- _Aim of the exercise_: Below are the records. List every line holding the word "year".
+++
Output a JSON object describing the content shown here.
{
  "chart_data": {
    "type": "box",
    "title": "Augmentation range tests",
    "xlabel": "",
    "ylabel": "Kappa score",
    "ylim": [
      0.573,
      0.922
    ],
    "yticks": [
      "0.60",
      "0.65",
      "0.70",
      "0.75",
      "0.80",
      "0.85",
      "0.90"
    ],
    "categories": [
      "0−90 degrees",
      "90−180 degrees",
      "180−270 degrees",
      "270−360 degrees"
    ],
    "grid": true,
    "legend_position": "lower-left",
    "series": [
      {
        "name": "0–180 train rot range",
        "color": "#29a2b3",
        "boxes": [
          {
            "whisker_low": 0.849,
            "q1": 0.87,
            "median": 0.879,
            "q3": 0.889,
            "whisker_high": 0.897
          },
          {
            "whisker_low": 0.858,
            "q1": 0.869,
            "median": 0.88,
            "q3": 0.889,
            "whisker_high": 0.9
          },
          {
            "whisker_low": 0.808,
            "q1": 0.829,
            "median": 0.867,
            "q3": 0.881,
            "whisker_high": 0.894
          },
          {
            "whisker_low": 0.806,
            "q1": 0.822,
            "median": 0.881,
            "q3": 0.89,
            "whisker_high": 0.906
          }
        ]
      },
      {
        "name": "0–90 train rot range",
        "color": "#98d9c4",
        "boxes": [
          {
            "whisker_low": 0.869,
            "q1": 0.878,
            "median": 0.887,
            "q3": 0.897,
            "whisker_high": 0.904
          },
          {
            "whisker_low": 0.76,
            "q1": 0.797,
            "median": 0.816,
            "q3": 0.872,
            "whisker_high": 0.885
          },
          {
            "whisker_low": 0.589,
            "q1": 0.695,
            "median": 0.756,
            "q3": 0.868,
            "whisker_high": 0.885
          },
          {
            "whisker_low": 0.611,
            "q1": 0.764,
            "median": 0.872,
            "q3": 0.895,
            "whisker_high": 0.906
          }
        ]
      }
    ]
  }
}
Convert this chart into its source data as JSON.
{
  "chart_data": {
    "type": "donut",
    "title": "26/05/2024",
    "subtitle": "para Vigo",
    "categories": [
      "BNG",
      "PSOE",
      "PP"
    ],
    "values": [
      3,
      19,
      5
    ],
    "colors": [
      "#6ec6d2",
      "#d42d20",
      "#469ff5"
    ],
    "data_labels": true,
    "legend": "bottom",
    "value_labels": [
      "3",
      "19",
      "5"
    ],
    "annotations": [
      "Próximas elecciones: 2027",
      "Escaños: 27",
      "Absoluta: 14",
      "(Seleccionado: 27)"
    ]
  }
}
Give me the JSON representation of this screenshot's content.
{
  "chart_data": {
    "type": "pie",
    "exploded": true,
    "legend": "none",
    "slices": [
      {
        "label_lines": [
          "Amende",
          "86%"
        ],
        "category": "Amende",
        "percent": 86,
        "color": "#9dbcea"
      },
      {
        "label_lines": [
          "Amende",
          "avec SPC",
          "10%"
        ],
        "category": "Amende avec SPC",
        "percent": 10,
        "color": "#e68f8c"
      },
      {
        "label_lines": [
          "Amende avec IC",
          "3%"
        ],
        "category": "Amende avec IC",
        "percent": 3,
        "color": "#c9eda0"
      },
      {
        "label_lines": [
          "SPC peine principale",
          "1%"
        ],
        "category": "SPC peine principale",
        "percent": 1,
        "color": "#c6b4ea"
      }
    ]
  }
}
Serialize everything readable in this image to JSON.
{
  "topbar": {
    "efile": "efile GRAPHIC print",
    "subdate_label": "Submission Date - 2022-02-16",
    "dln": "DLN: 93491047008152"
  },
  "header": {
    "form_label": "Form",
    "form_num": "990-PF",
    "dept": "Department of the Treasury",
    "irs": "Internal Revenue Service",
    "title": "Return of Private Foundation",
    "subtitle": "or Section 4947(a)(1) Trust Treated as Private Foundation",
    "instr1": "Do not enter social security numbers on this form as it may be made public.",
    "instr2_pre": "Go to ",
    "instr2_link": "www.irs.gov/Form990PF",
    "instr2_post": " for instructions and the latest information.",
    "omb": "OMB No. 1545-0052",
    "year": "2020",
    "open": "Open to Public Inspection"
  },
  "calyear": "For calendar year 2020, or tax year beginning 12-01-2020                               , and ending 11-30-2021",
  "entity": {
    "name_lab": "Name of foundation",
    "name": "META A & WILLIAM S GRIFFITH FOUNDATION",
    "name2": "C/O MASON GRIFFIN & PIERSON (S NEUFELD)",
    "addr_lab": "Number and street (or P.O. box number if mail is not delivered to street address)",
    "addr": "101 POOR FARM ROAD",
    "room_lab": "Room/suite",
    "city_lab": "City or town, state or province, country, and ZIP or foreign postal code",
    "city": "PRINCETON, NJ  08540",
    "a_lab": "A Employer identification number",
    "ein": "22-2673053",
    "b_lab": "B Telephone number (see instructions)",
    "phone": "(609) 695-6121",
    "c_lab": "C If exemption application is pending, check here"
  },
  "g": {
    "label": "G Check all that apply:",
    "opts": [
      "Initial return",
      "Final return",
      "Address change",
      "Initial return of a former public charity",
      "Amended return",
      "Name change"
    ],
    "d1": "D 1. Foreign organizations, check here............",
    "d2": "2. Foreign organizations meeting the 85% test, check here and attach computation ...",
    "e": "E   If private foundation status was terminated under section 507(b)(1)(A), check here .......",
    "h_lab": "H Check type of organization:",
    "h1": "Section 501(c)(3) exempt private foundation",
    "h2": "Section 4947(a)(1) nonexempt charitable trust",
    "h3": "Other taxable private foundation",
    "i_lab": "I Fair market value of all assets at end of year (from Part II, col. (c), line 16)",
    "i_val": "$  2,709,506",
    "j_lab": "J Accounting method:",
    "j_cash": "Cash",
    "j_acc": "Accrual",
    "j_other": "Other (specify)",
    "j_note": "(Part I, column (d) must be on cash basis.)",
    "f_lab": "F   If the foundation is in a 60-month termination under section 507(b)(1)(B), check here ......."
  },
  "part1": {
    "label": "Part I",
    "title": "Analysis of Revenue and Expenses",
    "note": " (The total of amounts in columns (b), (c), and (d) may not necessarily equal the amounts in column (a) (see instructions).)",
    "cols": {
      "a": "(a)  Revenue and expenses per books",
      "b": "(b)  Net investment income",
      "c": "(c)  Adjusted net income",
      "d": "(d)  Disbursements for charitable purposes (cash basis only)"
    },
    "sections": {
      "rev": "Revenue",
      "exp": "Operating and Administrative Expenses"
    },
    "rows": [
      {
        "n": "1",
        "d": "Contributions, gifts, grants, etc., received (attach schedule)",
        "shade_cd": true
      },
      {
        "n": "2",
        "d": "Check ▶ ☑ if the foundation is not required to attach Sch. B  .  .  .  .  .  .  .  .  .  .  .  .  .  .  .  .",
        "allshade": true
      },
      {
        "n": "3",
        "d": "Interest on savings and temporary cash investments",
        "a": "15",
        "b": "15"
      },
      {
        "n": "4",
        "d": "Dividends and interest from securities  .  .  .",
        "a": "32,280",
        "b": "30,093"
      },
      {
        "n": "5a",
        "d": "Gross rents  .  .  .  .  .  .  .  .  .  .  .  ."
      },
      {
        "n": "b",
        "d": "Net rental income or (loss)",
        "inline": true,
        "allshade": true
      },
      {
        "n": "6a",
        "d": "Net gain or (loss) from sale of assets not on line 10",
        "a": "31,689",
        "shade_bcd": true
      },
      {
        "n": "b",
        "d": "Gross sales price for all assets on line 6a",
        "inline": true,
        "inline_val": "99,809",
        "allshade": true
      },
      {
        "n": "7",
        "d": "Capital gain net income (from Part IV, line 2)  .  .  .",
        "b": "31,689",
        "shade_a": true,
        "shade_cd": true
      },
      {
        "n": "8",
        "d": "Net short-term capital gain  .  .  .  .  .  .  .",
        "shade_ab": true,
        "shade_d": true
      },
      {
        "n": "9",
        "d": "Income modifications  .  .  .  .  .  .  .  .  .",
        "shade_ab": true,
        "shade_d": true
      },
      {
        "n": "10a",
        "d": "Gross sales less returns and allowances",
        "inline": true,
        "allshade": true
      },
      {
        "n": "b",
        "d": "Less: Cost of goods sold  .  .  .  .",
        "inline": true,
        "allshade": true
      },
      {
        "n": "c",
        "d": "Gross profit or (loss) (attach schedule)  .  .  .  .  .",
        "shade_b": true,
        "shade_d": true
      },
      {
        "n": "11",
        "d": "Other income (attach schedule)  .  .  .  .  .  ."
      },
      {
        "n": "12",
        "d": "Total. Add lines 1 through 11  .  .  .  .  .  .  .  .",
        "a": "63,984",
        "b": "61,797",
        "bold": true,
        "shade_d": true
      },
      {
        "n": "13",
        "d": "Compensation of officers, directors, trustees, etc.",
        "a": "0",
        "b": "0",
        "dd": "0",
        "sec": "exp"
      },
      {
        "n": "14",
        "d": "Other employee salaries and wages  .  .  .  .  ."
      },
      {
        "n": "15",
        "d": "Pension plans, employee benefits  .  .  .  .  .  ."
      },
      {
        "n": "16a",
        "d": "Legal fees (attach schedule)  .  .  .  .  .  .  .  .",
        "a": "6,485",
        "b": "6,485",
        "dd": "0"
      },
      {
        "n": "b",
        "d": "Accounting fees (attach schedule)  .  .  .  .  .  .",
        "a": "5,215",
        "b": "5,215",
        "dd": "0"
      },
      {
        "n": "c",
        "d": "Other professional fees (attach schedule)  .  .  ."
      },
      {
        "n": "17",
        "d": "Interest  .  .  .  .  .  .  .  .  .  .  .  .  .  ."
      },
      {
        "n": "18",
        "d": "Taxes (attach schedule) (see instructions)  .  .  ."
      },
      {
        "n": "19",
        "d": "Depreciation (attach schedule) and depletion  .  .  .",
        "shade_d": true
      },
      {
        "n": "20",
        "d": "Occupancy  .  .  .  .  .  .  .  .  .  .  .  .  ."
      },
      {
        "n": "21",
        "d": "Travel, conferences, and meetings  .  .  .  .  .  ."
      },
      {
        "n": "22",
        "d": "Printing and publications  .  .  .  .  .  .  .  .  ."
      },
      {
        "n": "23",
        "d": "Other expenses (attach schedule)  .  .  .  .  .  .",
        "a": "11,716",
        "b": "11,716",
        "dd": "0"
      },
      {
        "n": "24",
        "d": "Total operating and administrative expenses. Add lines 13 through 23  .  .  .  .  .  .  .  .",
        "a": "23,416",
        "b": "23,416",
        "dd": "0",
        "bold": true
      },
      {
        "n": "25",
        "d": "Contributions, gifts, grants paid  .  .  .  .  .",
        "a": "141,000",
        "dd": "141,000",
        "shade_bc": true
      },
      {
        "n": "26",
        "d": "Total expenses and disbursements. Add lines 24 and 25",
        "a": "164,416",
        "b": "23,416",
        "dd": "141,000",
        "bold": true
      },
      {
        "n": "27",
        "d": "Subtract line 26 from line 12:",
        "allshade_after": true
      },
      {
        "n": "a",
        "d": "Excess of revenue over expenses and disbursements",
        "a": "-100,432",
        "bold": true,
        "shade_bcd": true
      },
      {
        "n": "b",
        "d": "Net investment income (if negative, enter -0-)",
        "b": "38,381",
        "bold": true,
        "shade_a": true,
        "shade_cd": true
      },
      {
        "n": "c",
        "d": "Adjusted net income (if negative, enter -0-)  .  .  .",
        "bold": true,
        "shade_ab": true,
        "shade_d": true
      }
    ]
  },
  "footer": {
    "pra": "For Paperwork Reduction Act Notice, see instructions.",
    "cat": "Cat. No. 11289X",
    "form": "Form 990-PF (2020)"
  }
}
+++
- _Result of this exercise_:
    "year": "2020",
  "calyear": "For calendar year 2020, or tax year beginning 12-01-2020                               , and ending 11-30-2021",
    "i_lab": "I Fair market value of all assets at end of year (from Part II, col. (c), line 16)",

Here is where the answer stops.